→ **Stated goal**
Whenever a line contains the string "during", copy it out of the entries.

→ **Stored rows**
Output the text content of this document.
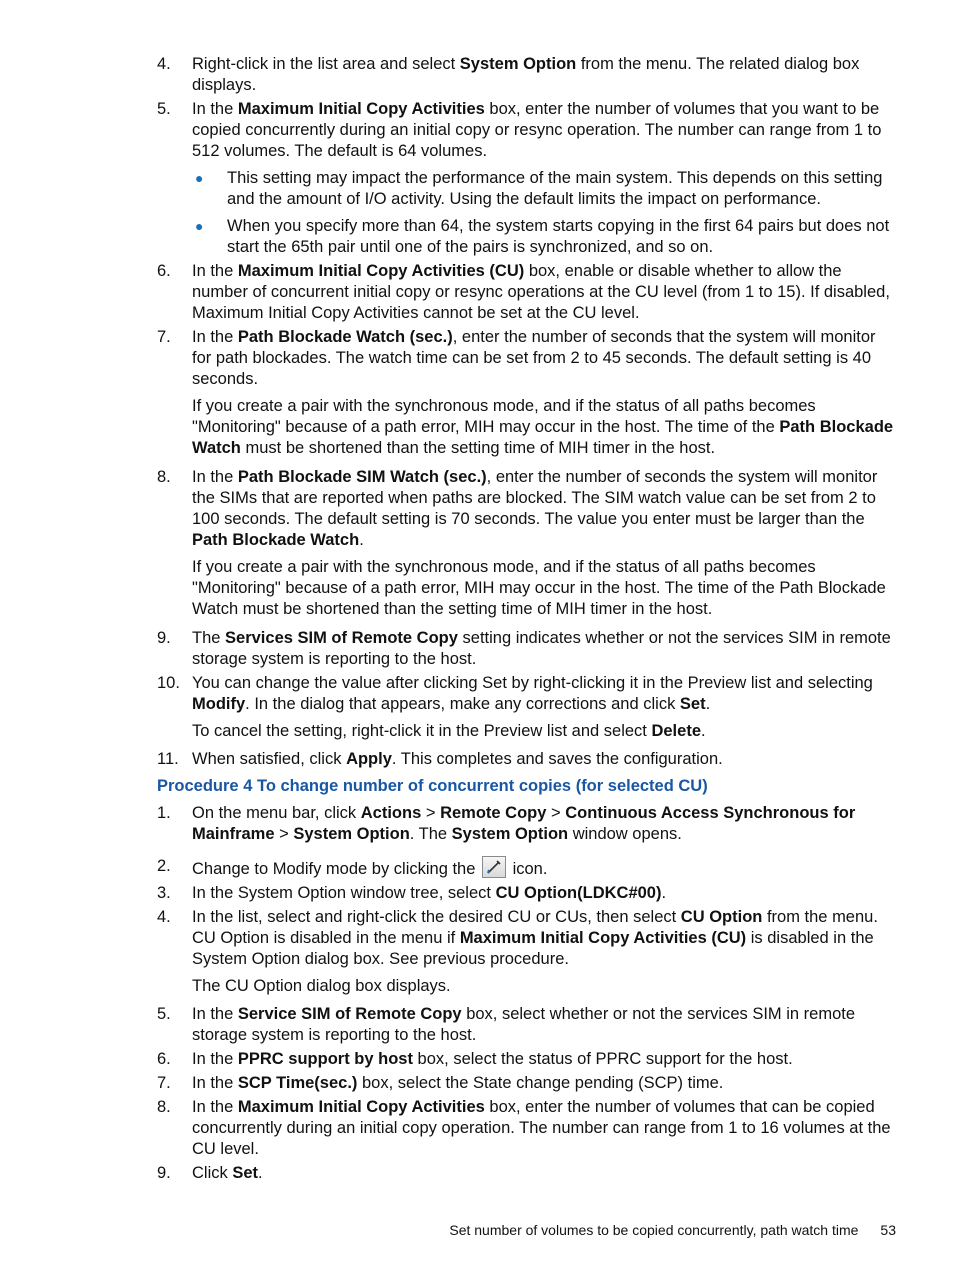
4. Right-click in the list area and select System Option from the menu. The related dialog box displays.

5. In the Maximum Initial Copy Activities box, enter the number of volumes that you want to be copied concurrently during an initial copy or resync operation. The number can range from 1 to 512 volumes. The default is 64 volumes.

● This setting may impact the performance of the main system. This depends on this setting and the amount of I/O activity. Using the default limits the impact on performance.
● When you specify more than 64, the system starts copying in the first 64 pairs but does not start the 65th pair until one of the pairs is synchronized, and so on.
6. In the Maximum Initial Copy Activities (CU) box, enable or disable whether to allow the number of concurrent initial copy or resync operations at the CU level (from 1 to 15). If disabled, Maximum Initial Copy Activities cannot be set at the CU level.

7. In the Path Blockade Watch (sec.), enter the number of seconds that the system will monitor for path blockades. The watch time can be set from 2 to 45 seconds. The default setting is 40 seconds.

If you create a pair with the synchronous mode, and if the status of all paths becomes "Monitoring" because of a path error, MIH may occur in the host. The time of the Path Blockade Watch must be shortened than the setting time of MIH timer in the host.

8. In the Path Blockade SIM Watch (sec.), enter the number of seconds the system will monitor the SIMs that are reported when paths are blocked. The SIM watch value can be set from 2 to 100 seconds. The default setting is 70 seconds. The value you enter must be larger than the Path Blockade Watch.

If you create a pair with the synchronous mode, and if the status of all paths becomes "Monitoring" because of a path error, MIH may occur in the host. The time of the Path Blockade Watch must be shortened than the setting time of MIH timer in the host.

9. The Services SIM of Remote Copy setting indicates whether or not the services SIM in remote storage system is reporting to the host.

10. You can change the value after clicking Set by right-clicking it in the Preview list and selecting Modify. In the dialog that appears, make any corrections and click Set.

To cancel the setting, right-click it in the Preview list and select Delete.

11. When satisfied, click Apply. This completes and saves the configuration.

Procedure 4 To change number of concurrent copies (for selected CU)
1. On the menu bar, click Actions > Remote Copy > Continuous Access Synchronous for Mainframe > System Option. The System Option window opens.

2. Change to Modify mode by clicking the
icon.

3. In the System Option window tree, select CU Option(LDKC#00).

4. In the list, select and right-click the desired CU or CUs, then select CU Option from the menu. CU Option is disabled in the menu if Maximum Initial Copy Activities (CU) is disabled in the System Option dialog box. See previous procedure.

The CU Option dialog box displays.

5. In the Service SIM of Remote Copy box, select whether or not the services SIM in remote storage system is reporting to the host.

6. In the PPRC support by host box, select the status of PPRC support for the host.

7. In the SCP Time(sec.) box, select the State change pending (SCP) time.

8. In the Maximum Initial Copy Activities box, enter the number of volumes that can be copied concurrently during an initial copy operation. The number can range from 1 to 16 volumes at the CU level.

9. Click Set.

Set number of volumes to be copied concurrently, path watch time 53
--
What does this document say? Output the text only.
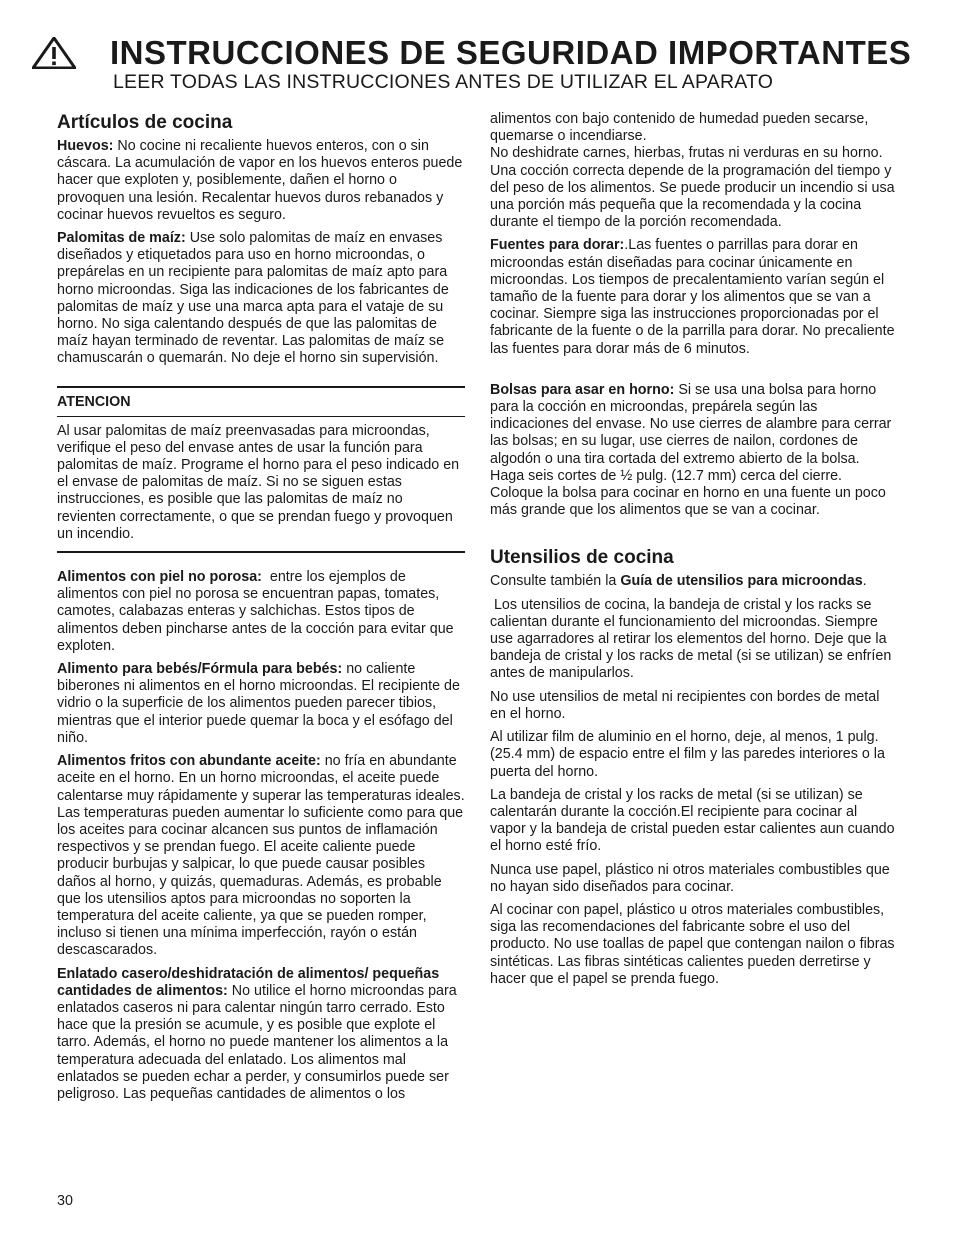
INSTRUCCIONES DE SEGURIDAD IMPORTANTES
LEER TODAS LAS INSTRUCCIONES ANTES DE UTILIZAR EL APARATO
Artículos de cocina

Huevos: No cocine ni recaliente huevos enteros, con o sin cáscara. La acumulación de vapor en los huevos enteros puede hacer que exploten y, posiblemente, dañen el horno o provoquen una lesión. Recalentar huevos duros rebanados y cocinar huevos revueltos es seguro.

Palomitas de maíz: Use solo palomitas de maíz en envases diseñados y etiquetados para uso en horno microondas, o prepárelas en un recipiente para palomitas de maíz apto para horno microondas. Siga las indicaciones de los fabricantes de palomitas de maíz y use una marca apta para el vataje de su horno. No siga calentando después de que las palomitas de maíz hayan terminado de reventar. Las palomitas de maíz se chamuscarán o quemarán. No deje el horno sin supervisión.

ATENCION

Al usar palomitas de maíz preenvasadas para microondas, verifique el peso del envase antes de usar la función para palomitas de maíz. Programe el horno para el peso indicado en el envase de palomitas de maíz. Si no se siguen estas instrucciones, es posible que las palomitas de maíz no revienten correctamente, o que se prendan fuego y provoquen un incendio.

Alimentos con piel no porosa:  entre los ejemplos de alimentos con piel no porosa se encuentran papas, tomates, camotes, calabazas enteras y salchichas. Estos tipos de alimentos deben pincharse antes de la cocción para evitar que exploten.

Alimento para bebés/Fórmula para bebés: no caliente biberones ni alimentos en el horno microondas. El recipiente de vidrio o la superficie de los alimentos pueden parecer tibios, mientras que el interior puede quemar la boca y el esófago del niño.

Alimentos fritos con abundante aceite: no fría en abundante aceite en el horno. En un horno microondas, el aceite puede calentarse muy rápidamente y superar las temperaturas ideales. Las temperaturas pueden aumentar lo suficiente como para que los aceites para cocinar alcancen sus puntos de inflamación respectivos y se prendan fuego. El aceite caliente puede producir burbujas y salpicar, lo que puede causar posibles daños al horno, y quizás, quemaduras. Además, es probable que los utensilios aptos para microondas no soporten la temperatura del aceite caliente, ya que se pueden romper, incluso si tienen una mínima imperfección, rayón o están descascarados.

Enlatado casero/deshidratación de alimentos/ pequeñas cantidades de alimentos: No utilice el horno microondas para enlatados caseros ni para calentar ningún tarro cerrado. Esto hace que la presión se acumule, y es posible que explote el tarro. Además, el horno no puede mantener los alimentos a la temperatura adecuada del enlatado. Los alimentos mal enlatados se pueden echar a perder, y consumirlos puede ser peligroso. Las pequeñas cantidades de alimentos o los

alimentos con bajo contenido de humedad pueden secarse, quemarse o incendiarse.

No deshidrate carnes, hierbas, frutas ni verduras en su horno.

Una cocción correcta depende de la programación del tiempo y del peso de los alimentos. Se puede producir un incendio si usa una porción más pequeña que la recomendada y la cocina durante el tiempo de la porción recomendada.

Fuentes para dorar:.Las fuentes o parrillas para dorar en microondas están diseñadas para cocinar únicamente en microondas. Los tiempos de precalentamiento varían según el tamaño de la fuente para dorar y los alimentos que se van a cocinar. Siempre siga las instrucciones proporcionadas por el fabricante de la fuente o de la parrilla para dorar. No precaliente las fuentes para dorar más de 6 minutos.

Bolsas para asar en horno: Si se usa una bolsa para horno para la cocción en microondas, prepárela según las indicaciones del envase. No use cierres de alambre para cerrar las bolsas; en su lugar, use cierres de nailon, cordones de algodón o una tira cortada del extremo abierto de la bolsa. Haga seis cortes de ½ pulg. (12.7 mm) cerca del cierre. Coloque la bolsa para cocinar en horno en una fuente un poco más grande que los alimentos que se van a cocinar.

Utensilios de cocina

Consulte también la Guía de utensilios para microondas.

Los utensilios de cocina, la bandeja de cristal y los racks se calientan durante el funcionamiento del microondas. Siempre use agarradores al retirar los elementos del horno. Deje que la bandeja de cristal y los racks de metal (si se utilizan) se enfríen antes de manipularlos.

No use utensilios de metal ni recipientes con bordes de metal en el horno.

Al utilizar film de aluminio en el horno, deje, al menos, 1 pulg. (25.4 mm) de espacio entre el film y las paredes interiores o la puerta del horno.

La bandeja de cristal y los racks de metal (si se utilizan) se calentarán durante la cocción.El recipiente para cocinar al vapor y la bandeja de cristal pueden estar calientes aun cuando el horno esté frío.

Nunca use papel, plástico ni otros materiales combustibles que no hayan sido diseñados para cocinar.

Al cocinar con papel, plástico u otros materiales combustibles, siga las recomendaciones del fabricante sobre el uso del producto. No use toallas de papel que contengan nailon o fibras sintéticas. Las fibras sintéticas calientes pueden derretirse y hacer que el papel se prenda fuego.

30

→ **Worked solution**
5. In the Maximum Initial Copy Activities box, enter the number of volumes that you want to be copied concurrently during an initial copy or resync operation. The number can range from 1 to 512 volumes. The default is 64 volumes.
8. In the Maximum Initial Copy Activities box, enter the number of volumes that can be copied concurrently during an initial copy operation. The number can range from 1 to 16 volumes at the CU level.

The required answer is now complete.